↓

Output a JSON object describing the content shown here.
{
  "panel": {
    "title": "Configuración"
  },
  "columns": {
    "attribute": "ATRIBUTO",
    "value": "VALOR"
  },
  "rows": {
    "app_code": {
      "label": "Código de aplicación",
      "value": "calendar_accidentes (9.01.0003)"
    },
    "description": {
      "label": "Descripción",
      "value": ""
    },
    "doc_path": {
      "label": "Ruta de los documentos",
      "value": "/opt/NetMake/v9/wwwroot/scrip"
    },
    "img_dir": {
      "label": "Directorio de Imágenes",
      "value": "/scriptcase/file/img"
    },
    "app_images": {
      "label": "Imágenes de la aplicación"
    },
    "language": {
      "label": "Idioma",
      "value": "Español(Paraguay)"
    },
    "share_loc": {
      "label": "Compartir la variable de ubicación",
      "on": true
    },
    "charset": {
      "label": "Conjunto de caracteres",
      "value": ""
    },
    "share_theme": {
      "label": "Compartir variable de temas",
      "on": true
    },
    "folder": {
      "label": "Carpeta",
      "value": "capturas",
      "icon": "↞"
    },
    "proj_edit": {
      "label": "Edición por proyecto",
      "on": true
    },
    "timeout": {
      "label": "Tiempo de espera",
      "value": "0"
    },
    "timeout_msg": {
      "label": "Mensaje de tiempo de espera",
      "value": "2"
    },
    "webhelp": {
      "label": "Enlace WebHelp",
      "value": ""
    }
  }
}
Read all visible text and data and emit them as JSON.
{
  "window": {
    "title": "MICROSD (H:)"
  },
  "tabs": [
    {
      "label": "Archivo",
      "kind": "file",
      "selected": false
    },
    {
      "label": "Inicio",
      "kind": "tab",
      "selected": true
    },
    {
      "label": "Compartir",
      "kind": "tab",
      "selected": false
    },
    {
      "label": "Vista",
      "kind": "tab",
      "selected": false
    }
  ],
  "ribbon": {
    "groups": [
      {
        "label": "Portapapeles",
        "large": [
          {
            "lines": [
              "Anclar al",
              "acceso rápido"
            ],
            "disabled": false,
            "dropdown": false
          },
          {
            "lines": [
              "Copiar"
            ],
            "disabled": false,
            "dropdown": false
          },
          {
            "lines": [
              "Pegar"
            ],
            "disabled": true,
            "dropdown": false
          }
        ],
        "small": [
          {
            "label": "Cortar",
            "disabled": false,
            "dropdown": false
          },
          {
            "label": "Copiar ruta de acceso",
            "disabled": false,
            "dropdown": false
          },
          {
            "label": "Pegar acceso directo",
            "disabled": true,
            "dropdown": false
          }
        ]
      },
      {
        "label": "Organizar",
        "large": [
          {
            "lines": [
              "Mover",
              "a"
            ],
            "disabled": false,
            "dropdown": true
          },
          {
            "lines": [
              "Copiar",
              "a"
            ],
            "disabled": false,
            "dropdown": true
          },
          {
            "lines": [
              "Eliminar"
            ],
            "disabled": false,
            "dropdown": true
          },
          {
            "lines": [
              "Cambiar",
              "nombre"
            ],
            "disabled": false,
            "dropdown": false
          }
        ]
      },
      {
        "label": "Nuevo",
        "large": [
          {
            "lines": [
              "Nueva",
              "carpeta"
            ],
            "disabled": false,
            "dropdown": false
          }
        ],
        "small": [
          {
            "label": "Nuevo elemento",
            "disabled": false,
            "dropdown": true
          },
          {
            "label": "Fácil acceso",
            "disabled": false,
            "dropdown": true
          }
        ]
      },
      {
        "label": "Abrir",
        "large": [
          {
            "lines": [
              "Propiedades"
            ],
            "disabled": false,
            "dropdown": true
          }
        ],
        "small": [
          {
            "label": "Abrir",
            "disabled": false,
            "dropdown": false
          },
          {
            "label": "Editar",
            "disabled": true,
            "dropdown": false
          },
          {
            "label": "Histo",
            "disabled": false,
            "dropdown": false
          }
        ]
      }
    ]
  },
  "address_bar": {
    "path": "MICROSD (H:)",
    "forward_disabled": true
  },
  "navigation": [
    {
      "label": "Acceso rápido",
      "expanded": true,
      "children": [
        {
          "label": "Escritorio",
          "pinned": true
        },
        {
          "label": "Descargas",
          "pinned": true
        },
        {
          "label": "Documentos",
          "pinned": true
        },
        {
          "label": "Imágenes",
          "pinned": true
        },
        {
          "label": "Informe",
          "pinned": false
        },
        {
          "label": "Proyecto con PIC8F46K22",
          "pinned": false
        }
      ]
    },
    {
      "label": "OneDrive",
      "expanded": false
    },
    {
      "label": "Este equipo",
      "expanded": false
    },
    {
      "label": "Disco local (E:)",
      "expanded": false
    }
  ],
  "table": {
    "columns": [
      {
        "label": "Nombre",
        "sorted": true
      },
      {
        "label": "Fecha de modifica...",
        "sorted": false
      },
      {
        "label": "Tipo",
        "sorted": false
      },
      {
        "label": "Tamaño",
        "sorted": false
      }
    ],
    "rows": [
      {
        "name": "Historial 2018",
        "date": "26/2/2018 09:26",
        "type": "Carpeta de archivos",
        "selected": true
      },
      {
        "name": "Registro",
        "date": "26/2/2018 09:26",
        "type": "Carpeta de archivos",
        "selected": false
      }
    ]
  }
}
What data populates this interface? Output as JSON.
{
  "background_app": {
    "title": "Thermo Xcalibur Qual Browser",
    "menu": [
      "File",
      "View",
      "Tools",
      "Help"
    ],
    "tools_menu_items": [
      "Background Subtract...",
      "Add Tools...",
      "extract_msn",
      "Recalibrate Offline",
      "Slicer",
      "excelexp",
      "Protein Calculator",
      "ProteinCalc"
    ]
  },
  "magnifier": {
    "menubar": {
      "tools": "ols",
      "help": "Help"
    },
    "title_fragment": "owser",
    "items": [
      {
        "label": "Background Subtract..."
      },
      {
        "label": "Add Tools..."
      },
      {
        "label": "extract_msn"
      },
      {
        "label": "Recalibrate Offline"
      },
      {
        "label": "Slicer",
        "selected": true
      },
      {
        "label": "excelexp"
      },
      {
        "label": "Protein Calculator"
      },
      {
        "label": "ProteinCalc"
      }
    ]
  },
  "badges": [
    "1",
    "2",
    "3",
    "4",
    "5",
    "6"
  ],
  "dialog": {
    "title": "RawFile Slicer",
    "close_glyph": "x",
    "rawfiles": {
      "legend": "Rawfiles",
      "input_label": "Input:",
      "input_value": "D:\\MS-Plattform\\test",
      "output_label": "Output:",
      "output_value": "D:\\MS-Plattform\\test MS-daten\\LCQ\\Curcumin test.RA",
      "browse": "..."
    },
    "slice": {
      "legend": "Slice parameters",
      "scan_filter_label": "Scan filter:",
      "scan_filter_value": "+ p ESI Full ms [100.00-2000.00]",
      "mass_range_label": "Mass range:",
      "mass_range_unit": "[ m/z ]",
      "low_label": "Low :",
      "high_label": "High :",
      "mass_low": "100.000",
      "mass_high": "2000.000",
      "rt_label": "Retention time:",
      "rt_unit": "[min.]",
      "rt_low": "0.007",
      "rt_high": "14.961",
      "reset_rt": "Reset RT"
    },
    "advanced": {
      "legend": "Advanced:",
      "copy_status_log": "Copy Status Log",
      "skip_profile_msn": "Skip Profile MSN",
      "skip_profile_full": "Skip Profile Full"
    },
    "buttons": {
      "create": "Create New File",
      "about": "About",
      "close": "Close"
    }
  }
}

↑

▶ [Task to carry out] Your task is to output the full set of records exactly as presented.

▶ [Solution below]
Output a JSON object describing the content shown here.
{
  "panel": {
    "title": "Configuración"
  },
  "columns": {
    "attribute": "ATRIBUTO",
    "value": "VALOR"
  },
  "rows": {
    "app_code": {
      "label": "Código de aplicación",
      "value": "calendar_accidentes (9.01.0003)"
    },
    "description": {
      "label": "Descripción",
      "value": ""
    },
    "doc_path": {
      "label": "Ruta de los documentos",
      "value": "/opt/NetMake/v9/wwwroot/scrip"
    },
    "img_dir": {
      "label": "Directorio de Imágenes",
      "value": "/scriptcase/file/img"
    },
    "app_images": {
      "label": "Imágenes de la aplicación"
    },
    "language": {
      "label": "Idioma",
      "value": "Español(Paraguay)"
    },
    "share_loc": {
      "label": "Compartir la variable de ubicación",
      "on": true
    },
    "charset": {
      "label": "Conjunto de caracteres",
      "value": ""
    },
    "share_theme": {
      "label": "Compartir variable de temas",
      "on": true
    },
    "folder": {
      "label": "Carpeta",
      "value": "capturas",
      "icon": "↞"
    },
    "proj_edit": {
      "label": "Edición por proyecto",
      "on": true
    },
    "timeout": {
      "label": "Tiempo de espera",
      "value": "0"
    },
    "timeout_msg": {
      "label": "Mensaje de tiempo de espera",
      "value": "2"
    },
    "webhelp": {
      "label": "Enlace WebHelp",
      "value": ""
    }
  }
}
Read all visible text and data and emit them as JSON.
{
  "window": {
    "title": "MICROSD (H:)"
  },
  "tabs": [
    {
      "label": "Archivo",
      "kind": "file",
      "selected": false
    },
    {
      "label": "Inicio",
      "kind": "tab",
      "selected": true
    },
    {
      "label": "Compartir",
      "kind": "tab",
      "selected": false
    },
    {
      "label": "Vista",
      "kind": "tab",
      "selected": false
    }
  ],
  "ribbon": {
    "groups": [
      {
        "label": "Portapapeles",
        "large": [
          {
            "lines": [
              "Anclar al",
              "acceso rápido"
            ],
            "disabled": false,
            "dropdown": false
          },
          {
            "lines": [
              "Copiar"
            ],
            "disabled": false,
            "dropdown": false
          },
          {
            "lines": [
              "Pegar"
            ],
            "disabled": true,
            "dropdown": false
          }
        ],
        "small": [
          {
            "label": "Cortar",
            "disabled": false,
            "dropdown": false
          },
          {
            "label": "Copiar ruta de acceso",
            "disabled": false,
            "dropdown": false
          },
          {
            "label": "Pegar acceso directo",
            "disabled": true,
            "dropdown": false
          }
        ]
      },
      {
        "label": "Organizar",
        "large": [
          {
            "lines": [
              "Mover",
              "a"
            ],
            "disabled": false,
            "dropdown": true
          },
          {
            "lines": [
              "Copiar",
              "a"
            ],
            "disabled": false,
            "dropdown": true
          },
          {
            "lines": [
              "Eliminar"
            ],
            "disabled": false,
            "dropdown": true
          },
          {
            "lines": [
              "Cambiar",
              "nombre"
            ],
            "disabled": false,
            "dropdown": false
          }
        ]
      },
      {
        "label": "Nuevo",
        "large": [
          {
            "lines": [
              "Nueva",
              "carpeta"
            ],
            "disabled": false,
            "dropdown": false
          }
        ],
        "small": [
          {
            "label": "Nuevo elemento",
            "disabled": false,
            "dropdown": true
          },
          {
            "label": "Fácil acceso",
            "disabled": false,
            "dropdown": true
          }
        ]
      },
      {
        "label": "Abrir",
        "large": [
          {
            "lines": [
              "Propiedades"
            ],
            "disabled": false,
            "dropdown": true
          }
        ],
        "small": [
          {
            "label": "Abrir",
            "disabled": false,
            "dropdown": false
          },
          {
            "label": "Editar",
            "disabled": true,
            "dropdown": false
          },
          {
            "label": "Histo",
            "disabled": false,
            "dropdown": false
          }
        ]
      }
    ]
  },
  "address_bar": {
    "path": "MICROSD (H:)",
    "forward_disabled": true
  },
  "navigation": [
    {
      "label": "Acceso rápido",
      "expanded": true,
      "children": [
        {
          "label": "Escritorio",
          "pinned": true
        },
        {
          "label": "Descargas",
          "pinned": true
        },
        {
          "label": "Documentos",
          "pinned": true
        },
        {
          "label": "Imágenes",
          "pinned": true
        },
        {
          "label": "Informe",
          "pinned": false
        },
        {
          "label": "Proyecto con PIC8F46K22",
          "pinned": false
        }
      ]
    },
    {
      "label": "OneDrive",
      "expanded": false
    },
    {
      "label": "Este equipo",
      "expanded": false
    },
    {
      "label": "Disco local (E:)",
      "expanded": false
    }
  ],
  "table": {
    "columns": [
      {
        "label": "Nombre",
        "sorted": true
      },
      {
        "label": "Fecha de modifica...",
        "sorted": false
      },
      {
        "label": "Tipo",
        "sorted": false
      },
      {
        "label": "Tamaño",
        "sorted": false
      }
    ],
    "rows": [
      {
        "name": "Historial 2018",
        "date": "26/2/2018 09:26",
        "type": "Carpeta de archivos",
        "selected": true
      },
      {
        "name": "Registro",
        "date": "26/2/2018 09:26",
        "type": "Carpeta de archivos",
        "selected": false
      }
    ]
  }
}
What data populates this interface? Output as JSON.
{
  "background_app": {
    "title": "Thermo Xcalibur Qual Browser",
    "menu": [
      "File",
      "View",
      "Tools",
      "Help"
    ],
    "tools_menu_items": [
      "Background Subtract...",
      "Add Tools...",
      "extract_msn",
      "Recalibrate Offline",
      "Slicer",
      "excelexp",
      "Protein Calculator",
      "ProteinCalc"
    ]
  },
  "magnifier": {
    "menubar": {
      "tools": "ols",
      "help": "Help"
    },
    "title_fragment": "owser",
    "items": [
      {
        "label": "Background Subtract..."
      },
      {
        "label": "Add Tools..."
      },
      {
        "label": "extract_msn"
      },
      {
        "label": "Recalibrate Offline"
      },
      {
        "label": "Slicer",
        "selected": true
      },
      {
        "label": "excelexp"
      },
      {
        "label": "Protein Calculator"
      },
      {
        "label": "ProteinCalc"
      }
    ]
  },
  "badges": [
    "1",
    "2",
    "3",
    "4",
    "5",
    "6"
  ],
  "dialog": {
    "title": "RawFile Slicer",
    "close_glyph": "x",
    "rawfiles": {
      "legend": "Rawfiles",
      "input_label": "Input:",
      "input_value": "D:\\MS-Plattform\\test",
      "output_label": "Output:",
      "output_value": "D:\\MS-Plattform\\test MS-daten\\LCQ\\Curcumin test.RA",
      "browse": "..."
    },
    "slice": {
      "legend": "Slice parameters",
      "scan_filter_label": "Scan filter:",
      "scan_filter_value": "+ p ESI Full ms [100.00-2000.00]",
      "mass_range_label": "Mass range:",
      "mass_range_unit": "[ m/z ]",
      "low_label": "Low :",
      "high_label": "High :",
      "mass_low": "100.000",
      "mass_high": "2000.000",
      "rt_label": "Retention time:",
      "rt_unit": "[min.]",
      "rt_low": "0.007",
      "rt_high": "14.961",
      "reset_rt": "Reset RT"
    },
    "advanced": {
      "legend": "Advanced:",
      "copy_status_log": "Copy Status Log",
      "skip_profile_msn": "Skip Profile MSN",
      "skip_profile_full": "Skip Profile Full"
    },
    "buttons": {
      "create": "Create New File",
      "about": "About",
      "close": "Close"
    }
  }
}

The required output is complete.